**AIM OF THE EXERCISE**
Filter these entries, keeping only lines that hold the word "public".

**LISTED RECORDS**
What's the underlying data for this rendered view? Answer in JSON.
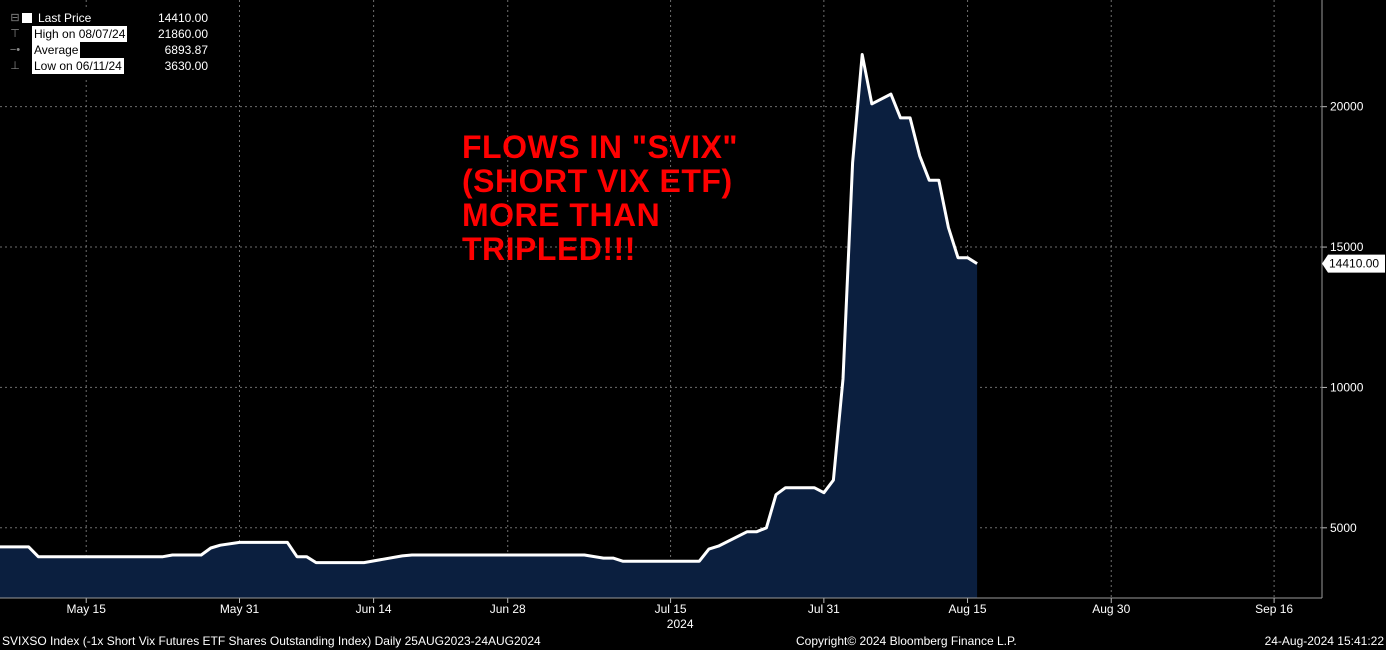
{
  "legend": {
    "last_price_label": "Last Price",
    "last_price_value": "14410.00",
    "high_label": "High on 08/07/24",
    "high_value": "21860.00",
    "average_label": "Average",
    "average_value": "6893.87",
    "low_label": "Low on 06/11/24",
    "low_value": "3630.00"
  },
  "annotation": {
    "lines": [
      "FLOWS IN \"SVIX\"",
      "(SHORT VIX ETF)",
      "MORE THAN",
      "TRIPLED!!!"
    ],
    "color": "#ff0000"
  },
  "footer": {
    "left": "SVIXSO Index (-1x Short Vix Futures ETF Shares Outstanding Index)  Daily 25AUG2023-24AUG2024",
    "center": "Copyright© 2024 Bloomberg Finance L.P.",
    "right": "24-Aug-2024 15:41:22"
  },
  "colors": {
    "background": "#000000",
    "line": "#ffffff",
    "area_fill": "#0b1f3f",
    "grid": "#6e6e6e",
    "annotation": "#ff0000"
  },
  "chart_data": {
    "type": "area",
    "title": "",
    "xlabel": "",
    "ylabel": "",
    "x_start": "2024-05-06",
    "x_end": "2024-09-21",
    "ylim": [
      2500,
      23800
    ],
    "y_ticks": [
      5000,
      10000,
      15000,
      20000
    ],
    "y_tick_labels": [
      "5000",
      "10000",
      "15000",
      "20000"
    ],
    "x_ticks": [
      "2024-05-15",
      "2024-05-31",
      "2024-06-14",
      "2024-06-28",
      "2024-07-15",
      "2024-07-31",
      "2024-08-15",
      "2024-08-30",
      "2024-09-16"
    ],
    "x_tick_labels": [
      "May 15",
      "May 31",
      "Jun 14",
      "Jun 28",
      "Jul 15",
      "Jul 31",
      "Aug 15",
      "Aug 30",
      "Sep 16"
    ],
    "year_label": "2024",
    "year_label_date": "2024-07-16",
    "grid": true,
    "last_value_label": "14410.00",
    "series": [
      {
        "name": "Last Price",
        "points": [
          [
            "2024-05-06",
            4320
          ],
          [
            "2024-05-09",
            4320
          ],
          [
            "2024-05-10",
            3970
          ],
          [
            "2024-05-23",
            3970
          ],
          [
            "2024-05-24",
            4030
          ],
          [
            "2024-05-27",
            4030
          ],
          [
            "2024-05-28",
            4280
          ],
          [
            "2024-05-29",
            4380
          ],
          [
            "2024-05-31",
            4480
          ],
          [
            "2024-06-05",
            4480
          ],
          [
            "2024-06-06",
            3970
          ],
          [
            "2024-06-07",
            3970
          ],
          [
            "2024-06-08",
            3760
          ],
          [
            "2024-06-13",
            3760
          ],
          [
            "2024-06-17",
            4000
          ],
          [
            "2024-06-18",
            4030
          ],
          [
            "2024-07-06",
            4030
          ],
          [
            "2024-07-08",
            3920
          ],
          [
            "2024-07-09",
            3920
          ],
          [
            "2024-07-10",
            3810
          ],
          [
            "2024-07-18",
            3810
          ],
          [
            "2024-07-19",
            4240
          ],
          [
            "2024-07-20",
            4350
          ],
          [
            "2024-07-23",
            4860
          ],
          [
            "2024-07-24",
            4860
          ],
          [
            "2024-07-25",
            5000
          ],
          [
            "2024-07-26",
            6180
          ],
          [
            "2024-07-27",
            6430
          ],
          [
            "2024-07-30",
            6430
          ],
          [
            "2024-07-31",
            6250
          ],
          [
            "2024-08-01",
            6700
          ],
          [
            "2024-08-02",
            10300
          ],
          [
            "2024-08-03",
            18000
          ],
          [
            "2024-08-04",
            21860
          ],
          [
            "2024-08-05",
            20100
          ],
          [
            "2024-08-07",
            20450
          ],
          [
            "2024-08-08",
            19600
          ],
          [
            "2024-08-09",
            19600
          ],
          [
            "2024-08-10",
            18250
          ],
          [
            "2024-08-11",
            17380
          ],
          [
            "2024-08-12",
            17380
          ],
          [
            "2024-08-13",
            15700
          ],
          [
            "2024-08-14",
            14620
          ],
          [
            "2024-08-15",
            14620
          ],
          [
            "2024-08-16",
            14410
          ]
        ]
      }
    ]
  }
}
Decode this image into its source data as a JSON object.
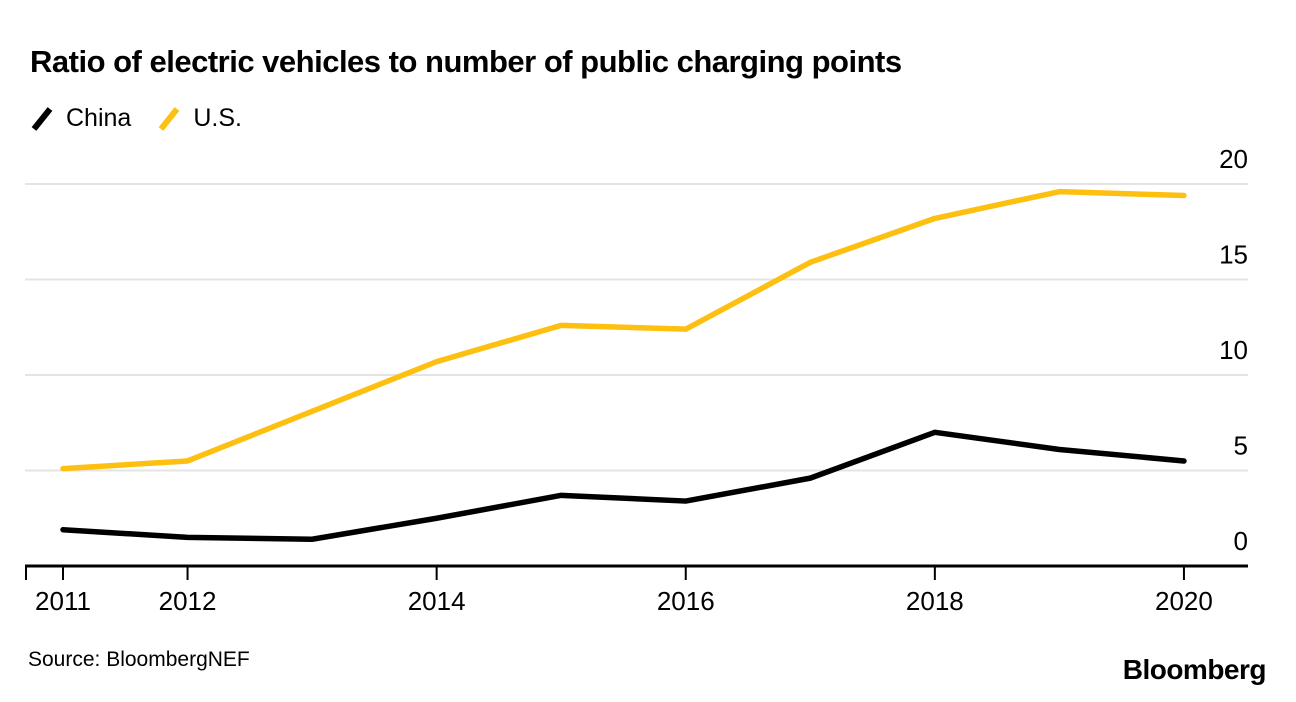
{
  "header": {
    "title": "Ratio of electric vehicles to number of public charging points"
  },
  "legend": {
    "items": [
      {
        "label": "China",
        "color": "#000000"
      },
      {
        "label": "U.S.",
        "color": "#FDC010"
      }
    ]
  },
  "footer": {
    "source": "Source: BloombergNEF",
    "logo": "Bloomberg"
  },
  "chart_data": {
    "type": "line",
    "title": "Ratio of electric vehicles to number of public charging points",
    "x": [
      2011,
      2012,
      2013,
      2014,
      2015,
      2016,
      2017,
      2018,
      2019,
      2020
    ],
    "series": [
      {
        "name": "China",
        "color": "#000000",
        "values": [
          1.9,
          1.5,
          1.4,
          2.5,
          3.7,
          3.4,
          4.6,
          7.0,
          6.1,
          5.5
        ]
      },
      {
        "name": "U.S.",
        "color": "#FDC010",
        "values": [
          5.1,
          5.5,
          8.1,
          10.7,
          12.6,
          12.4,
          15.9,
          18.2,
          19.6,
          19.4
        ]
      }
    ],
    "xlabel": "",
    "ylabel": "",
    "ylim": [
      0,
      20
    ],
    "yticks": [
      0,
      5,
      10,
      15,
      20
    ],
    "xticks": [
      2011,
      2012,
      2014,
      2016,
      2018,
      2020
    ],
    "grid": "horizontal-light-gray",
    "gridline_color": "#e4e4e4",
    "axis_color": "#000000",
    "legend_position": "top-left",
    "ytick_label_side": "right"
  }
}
---
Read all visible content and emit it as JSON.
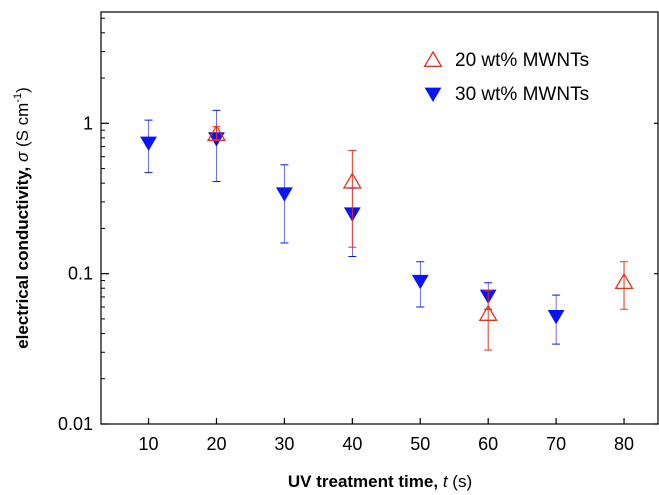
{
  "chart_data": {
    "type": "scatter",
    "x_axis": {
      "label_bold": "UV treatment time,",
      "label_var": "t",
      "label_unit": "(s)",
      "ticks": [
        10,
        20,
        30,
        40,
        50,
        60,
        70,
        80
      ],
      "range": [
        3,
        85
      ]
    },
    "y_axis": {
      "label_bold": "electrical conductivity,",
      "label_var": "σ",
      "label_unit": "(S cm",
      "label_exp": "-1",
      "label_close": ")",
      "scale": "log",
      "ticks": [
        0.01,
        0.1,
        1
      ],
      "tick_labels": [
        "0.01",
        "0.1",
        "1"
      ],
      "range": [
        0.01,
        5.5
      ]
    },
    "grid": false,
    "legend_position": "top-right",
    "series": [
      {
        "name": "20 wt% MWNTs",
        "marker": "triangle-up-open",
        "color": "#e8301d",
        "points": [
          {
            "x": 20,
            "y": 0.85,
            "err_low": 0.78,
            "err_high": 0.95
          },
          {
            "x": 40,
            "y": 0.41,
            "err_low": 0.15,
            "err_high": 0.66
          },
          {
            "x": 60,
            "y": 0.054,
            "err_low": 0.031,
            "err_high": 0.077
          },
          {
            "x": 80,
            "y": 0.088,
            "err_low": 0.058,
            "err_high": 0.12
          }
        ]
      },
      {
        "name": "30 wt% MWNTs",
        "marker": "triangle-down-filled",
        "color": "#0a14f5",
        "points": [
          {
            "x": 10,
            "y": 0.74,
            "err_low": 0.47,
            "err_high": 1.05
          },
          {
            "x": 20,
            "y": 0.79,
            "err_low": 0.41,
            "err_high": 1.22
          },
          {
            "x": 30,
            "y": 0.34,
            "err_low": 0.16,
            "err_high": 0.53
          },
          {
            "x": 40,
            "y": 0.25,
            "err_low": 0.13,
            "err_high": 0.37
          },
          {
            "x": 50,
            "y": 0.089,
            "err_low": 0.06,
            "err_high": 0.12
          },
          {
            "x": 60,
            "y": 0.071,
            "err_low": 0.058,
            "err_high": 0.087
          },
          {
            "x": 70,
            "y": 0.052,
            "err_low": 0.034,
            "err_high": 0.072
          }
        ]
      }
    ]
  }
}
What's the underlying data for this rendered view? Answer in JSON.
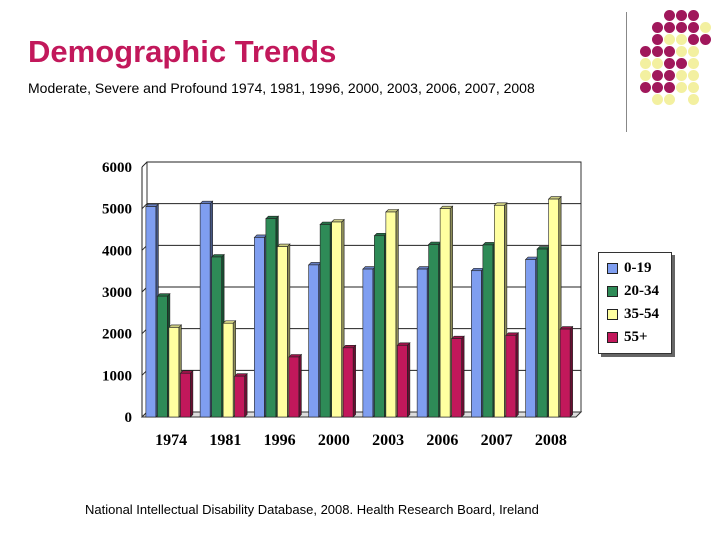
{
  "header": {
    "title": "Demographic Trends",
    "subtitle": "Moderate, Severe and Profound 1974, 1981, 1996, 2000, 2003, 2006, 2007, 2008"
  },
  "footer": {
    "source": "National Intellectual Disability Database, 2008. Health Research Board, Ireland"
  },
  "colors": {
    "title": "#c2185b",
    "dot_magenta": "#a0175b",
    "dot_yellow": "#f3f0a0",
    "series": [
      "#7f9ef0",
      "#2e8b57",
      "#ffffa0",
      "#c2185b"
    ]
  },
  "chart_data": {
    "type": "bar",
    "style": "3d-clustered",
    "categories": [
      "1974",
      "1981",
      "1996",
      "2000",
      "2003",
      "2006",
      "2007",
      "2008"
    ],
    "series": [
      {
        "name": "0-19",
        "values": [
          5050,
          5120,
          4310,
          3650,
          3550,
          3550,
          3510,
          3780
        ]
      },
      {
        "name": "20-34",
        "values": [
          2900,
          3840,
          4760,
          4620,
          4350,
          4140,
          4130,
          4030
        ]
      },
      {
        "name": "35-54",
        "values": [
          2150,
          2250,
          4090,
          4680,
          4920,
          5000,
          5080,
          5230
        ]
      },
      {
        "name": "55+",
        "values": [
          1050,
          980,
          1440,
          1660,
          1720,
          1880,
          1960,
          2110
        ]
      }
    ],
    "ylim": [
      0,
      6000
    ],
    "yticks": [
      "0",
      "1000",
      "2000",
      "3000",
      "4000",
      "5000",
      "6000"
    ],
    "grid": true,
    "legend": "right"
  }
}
==
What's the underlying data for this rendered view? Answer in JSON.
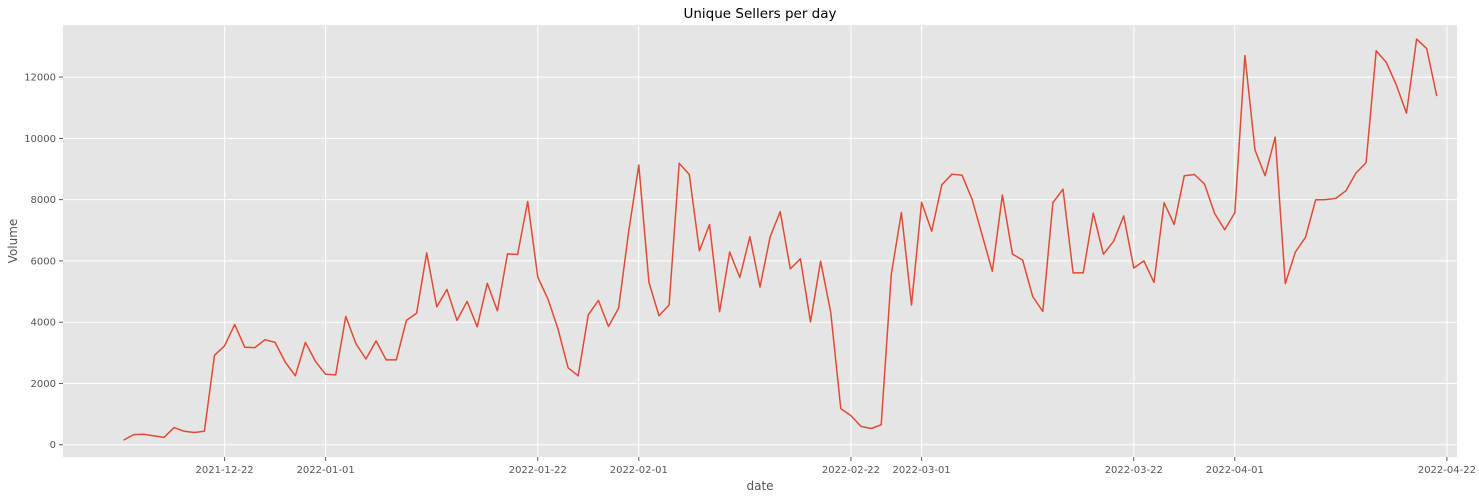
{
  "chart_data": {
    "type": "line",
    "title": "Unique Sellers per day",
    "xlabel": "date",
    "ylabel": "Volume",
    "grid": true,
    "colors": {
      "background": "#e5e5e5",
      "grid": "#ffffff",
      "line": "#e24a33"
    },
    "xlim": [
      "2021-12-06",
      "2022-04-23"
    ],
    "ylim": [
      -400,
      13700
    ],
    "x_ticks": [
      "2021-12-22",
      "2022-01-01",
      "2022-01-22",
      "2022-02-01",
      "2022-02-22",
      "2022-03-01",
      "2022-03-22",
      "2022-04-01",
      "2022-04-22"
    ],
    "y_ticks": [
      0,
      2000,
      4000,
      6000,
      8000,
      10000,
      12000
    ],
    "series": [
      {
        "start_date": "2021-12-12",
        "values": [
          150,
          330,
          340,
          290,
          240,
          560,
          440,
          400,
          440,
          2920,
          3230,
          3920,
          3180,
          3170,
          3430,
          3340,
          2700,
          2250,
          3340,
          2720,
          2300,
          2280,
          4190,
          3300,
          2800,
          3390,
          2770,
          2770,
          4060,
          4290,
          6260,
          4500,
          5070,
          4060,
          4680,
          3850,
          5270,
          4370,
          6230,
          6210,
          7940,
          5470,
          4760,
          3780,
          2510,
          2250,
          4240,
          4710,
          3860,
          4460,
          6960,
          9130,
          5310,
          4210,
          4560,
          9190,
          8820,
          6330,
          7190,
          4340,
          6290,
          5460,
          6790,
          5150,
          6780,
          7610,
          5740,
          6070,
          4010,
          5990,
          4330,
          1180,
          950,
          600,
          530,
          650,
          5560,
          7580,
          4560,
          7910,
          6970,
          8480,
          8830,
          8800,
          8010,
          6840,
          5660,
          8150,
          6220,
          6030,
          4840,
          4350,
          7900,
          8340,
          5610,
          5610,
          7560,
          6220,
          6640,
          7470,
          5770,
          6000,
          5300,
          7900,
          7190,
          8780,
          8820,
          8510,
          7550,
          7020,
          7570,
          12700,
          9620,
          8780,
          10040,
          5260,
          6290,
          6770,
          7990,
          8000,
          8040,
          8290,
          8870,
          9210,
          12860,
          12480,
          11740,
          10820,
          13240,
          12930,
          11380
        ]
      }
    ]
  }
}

**COMPLETED TASK**
    "title": "Ratio of electric vehicles to number of public charging points"
    "title": "Ratio of electric vehicles to number of public charging points",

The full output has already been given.